* Begin SUPPLIED DATA *

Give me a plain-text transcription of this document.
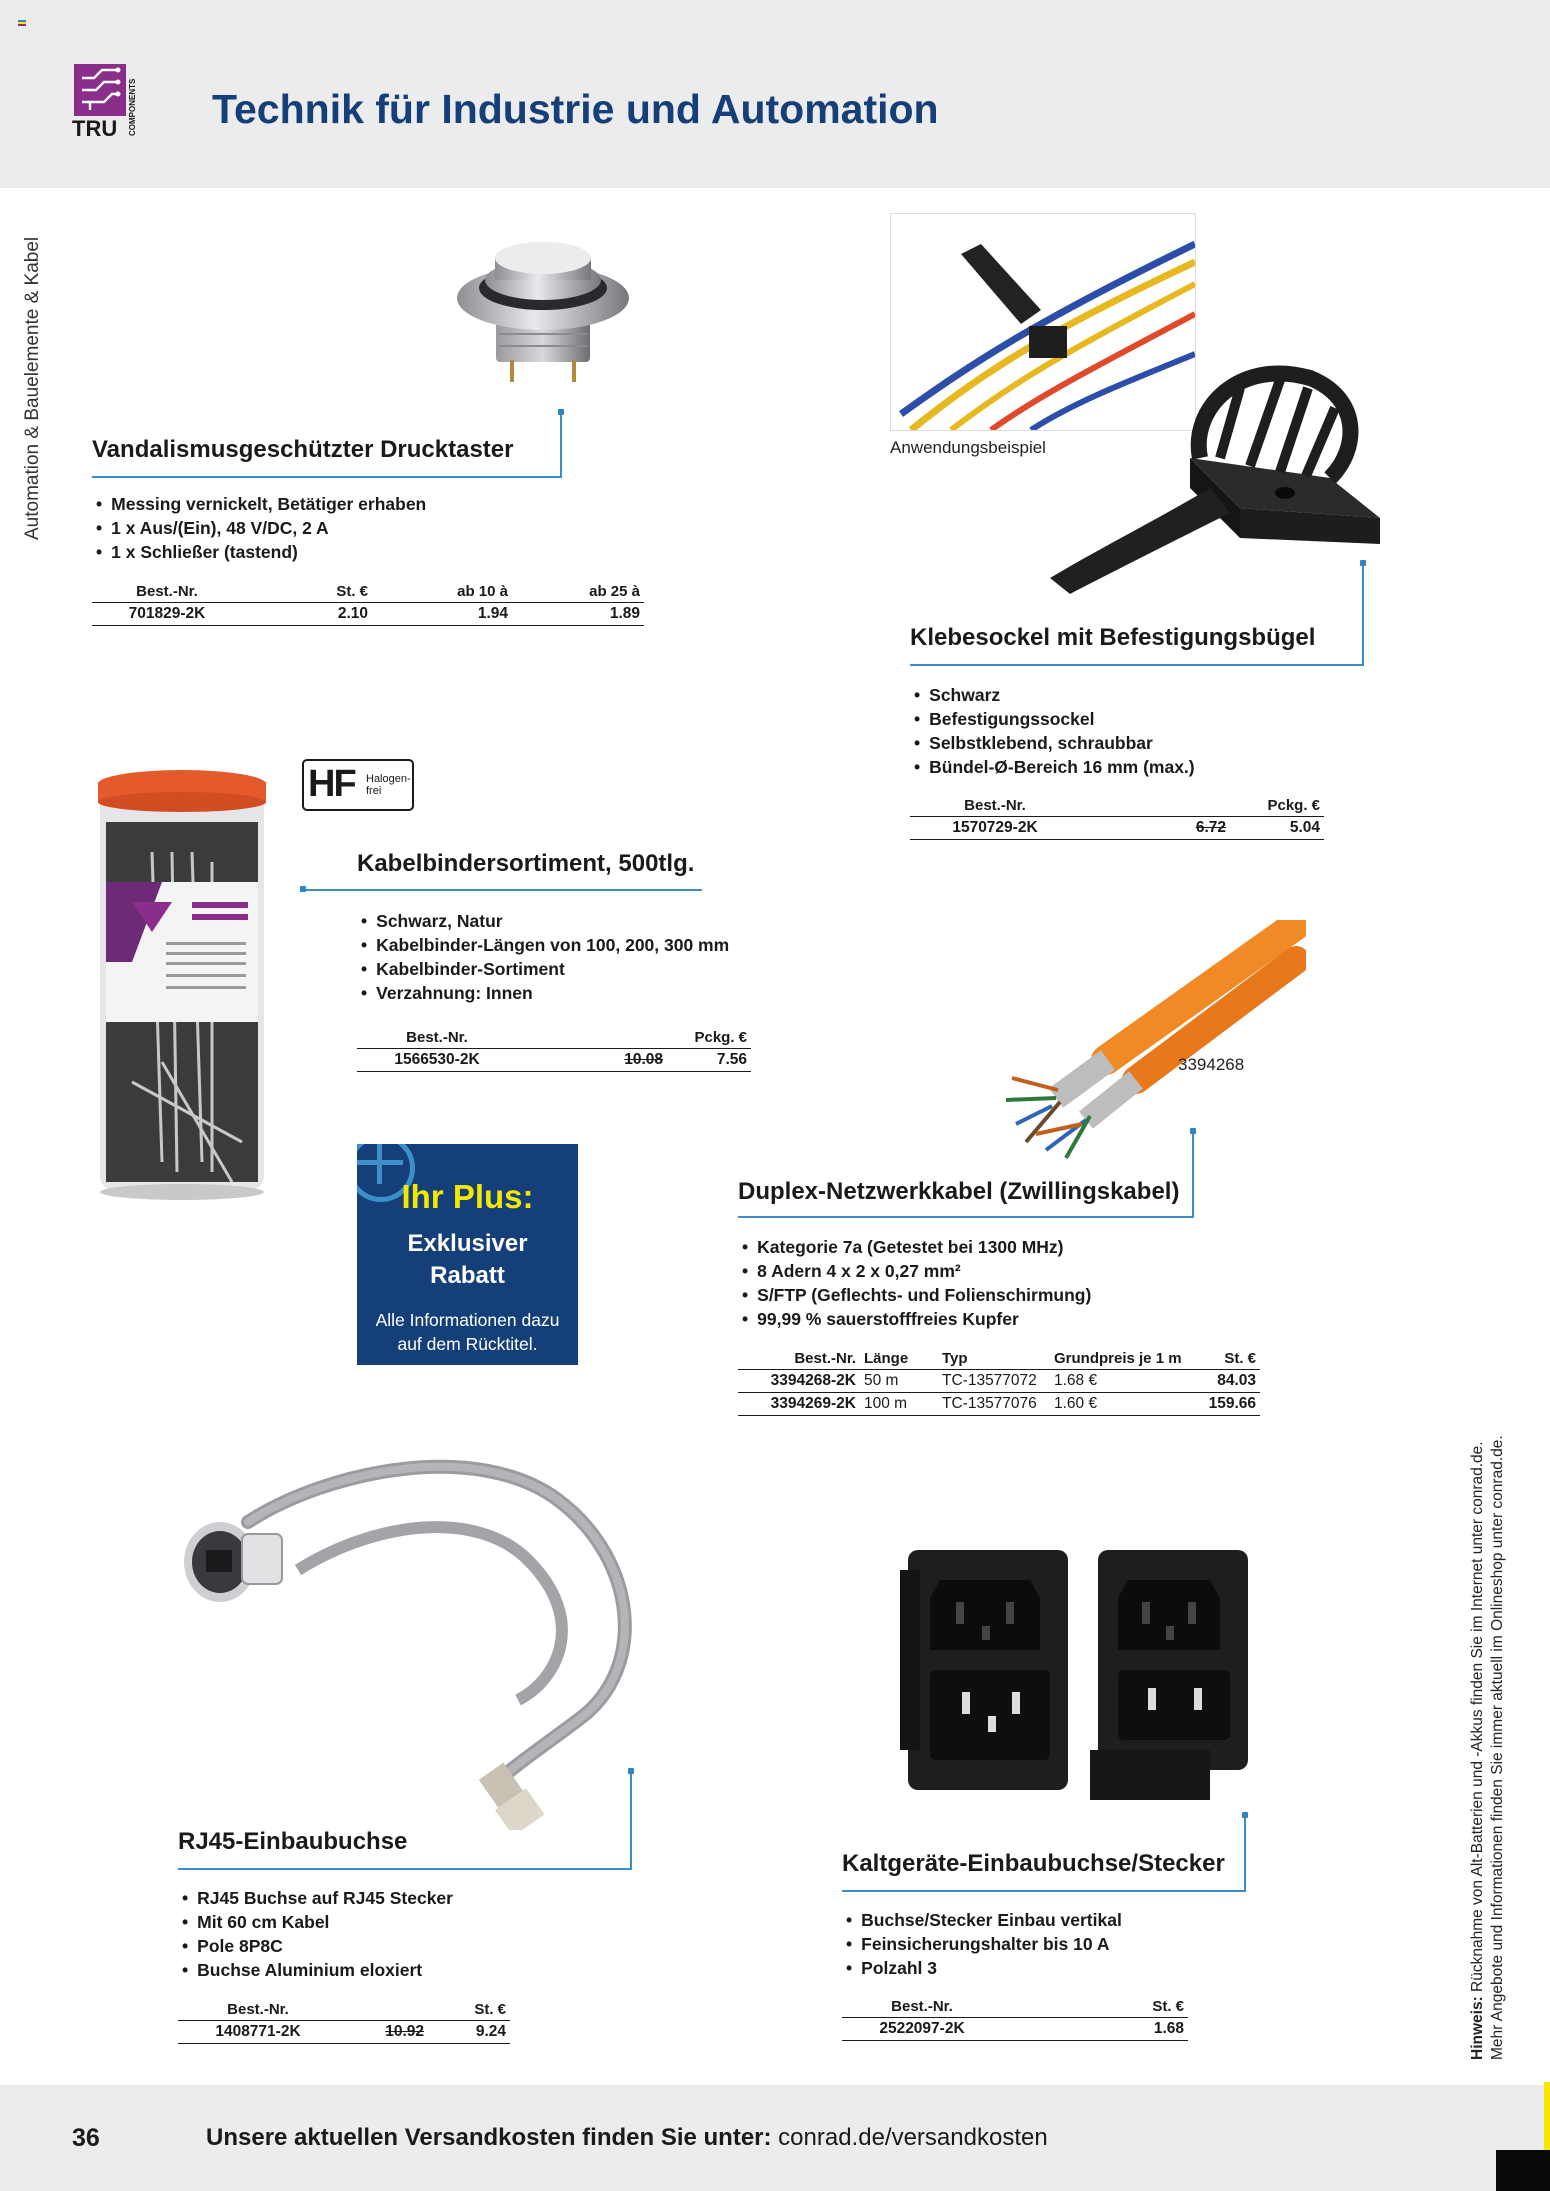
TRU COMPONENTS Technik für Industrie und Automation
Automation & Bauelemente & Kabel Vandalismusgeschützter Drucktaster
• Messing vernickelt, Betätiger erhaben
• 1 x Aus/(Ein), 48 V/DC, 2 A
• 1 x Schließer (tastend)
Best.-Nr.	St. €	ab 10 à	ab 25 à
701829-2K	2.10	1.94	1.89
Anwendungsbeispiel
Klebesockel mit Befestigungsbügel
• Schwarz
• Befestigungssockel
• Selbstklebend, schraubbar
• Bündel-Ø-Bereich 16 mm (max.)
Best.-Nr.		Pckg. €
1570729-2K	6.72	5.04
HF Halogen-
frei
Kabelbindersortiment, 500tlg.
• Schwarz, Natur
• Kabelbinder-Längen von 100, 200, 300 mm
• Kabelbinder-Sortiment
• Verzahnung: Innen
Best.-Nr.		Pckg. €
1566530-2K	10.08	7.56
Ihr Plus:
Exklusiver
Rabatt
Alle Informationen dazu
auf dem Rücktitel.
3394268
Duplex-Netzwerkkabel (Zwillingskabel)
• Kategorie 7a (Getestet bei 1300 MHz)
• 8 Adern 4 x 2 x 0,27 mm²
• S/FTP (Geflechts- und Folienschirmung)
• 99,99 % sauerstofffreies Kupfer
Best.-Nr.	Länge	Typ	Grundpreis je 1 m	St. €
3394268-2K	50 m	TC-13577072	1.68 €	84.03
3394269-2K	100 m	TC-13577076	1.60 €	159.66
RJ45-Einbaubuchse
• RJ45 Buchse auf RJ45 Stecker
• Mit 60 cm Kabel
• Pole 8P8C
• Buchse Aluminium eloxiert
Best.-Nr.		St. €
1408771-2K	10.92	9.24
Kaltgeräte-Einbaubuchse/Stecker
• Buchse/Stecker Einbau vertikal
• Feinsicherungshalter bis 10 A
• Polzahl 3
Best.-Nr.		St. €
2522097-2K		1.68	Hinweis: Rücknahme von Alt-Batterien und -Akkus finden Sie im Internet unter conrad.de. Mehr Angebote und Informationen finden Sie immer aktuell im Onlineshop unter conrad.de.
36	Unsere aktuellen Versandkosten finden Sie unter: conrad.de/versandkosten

* End SUPPLIED DATA *

| INSTRUCTION |
Except for the pictures, copy the material above exactly.

| REPLY TO THE TASK |
Give me a plain-text transcription of this document.
TRU COMPONENTS Technik für Industrie und Automation
Automation & Bauelemente & Kabel Vandalismusgeschützter Drucktaster
• Messing vernickelt, Betätiger erhaben
• 1 x Aus/(Ein), 48 V/DC, 2 A
• 1 x Schließer (tastend)
Best.-Nr.	St. €	ab 10 à	ab 25 à
701829-2K	2.10	1.94	1.89
Anwendungsbeispiel
Klebesockel mit Befestigungsbügel
• Schwarz
• Befestigungssockel
• Selbstklebend, schraubbar
• Bündel-Ø-Bereich 16 mm (max.)
Best.-Nr.		Pckg. €
1570729-2K	6.72	5.04
HF Halogen-
frei
Kabelbindersortiment, 500tlg.
• Schwarz, Natur
• Kabelbinder-Längen von 100, 200, 300 mm
• Kabelbinder-Sortiment
• Verzahnung: Innen
Best.-Nr.		Pckg. €
1566530-2K	10.08	7.56
Ihr Plus:
Exklusiver
Rabatt
Alle Informationen dazu
auf dem Rücktitel.
3394268
Duplex-Netzwerkkabel (Zwillingskabel)
• Kategorie 7a (Getestet bei 1300 MHz)
• 8 Adern 4 x 2 x 0,27 mm²
• S/FTP (Geflechts- und Folienschirmung)
• 99,99 % sauerstofffreies Kupfer
Best.-Nr.	Länge	Typ	Grundpreis je 1 m	St. €
3394268-2K	50 m	TC-13577072	1.68 €	84.03
3394269-2K	100 m	TC-13577076	1.60 €	159.66
RJ45-Einbaubuchse
• RJ45 Buchse auf RJ45 Stecker
• Mit 60 cm Kabel
• Pole 8P8C
• Buchse Aluminium eloxiert
Best.-Nr.		St. €
1408771-2K	10.92	9.24
Kaltgeräte-Einbaubuchse/Stecker
• Buchse/Stecker Einbau vertikal
• Feinsicherungshalter bis 10 A
• Polzahl 3
Best.-Nr.		St. €
2522097-2K		1.68	Hinweis: Rücknahme von Alt-Batterien und -Akkus finden Sie im Internet unter conrad.de. Mehr Angebote und Informationen finden Sie immer aktuell im Onlineshop unter conrad.de.
36	Unsere aktuellen Versandkosten finden Sie unter: conrad.de/versandkosten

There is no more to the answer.